WHAT IS NEEDED – Read the entries below and pull out each line with the string "coordinate".

EXTRACTED DATA –
---

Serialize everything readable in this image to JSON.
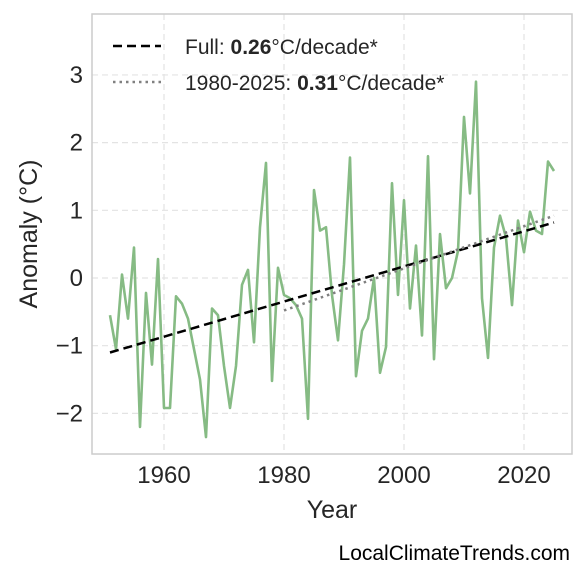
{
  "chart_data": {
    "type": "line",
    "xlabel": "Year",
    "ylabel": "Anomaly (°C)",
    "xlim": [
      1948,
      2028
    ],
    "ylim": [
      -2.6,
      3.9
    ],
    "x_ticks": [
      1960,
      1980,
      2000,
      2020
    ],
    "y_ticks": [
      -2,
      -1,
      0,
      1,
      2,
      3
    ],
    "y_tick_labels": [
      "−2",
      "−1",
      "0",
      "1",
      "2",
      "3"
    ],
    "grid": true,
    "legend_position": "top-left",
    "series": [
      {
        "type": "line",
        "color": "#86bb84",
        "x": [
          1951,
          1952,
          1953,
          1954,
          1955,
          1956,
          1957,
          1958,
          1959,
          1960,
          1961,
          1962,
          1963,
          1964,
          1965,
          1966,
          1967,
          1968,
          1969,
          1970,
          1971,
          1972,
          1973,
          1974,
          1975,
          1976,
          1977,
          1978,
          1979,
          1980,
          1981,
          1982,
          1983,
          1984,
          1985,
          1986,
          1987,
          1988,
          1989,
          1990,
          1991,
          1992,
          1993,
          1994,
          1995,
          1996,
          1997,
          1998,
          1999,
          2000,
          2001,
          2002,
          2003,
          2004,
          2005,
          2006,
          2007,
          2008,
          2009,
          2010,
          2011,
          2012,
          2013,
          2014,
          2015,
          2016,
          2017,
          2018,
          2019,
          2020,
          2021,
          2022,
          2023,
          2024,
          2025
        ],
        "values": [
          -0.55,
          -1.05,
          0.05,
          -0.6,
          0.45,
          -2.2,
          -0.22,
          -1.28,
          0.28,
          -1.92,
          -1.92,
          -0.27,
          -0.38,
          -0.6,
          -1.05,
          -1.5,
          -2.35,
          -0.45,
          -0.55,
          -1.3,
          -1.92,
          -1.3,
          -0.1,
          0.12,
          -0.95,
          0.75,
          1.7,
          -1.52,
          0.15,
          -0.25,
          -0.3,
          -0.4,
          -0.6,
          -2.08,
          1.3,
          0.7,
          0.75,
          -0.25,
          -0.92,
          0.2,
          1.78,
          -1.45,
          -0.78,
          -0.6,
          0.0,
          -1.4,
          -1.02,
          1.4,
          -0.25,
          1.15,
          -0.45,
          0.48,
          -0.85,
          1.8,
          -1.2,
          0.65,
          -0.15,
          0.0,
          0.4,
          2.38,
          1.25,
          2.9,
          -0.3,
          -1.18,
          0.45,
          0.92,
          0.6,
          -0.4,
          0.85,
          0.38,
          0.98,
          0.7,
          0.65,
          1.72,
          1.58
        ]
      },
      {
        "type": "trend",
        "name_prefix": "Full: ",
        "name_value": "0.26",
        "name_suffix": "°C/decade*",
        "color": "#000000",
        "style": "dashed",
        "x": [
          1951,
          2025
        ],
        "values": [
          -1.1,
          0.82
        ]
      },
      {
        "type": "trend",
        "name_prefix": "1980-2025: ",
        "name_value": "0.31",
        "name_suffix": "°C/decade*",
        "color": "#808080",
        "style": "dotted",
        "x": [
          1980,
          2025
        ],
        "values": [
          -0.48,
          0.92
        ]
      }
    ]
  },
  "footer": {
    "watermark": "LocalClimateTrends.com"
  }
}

---

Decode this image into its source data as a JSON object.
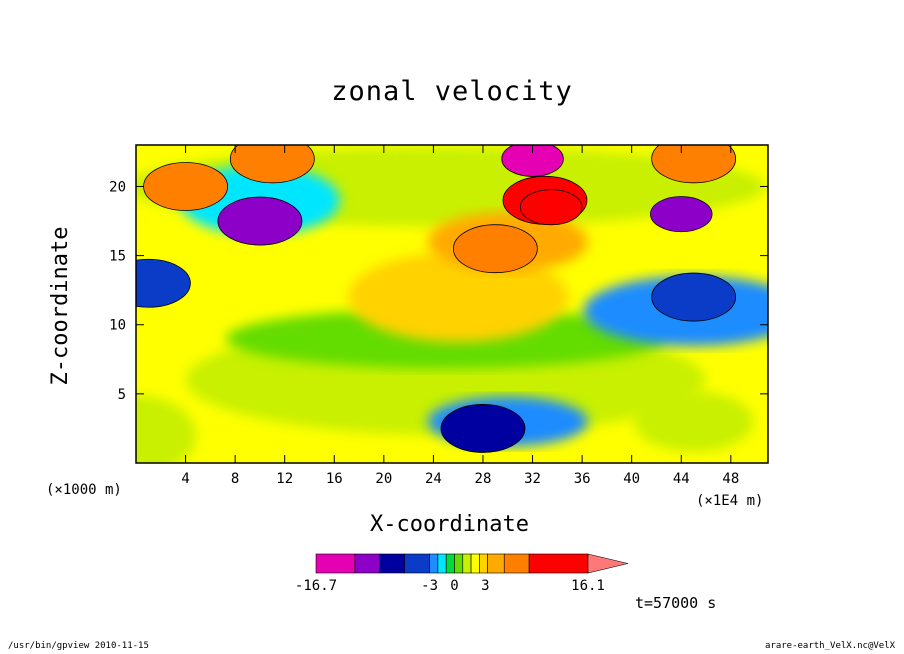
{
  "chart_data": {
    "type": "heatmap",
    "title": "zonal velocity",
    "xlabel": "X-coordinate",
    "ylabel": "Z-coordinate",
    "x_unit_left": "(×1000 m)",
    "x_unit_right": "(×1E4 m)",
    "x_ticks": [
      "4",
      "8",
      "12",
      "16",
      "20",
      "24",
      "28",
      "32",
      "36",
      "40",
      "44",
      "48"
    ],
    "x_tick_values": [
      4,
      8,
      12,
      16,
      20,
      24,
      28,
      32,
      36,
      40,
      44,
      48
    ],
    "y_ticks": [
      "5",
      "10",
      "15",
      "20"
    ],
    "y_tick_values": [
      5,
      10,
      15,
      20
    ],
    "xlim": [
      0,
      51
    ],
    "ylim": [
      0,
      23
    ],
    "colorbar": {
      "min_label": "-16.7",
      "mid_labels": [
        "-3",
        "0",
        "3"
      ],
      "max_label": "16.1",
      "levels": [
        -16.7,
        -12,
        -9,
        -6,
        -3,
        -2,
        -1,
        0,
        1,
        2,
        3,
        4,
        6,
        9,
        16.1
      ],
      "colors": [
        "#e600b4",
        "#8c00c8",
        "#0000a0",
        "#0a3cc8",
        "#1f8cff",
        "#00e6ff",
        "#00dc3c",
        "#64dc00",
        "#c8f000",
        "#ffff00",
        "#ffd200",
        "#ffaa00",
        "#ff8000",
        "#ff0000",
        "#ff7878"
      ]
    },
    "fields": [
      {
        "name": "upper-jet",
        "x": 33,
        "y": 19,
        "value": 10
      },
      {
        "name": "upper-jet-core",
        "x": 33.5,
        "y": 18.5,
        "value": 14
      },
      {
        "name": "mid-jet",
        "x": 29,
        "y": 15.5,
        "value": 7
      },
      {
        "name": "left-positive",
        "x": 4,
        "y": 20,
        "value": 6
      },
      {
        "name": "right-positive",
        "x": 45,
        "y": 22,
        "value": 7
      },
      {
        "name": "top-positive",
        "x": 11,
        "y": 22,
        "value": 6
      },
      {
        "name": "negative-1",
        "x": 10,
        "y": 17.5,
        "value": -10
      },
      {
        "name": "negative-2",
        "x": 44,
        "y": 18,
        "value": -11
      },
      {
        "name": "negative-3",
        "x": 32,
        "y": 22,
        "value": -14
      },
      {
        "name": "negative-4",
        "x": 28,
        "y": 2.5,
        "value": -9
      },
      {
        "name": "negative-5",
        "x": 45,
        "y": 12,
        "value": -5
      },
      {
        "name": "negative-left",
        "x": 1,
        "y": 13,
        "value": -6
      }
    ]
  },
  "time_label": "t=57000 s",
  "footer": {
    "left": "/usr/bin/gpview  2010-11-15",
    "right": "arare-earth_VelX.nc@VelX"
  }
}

---

FULL ANSWER –
    "xlabel": "X-coordinate",
    "ylabel": "Z-coordinate",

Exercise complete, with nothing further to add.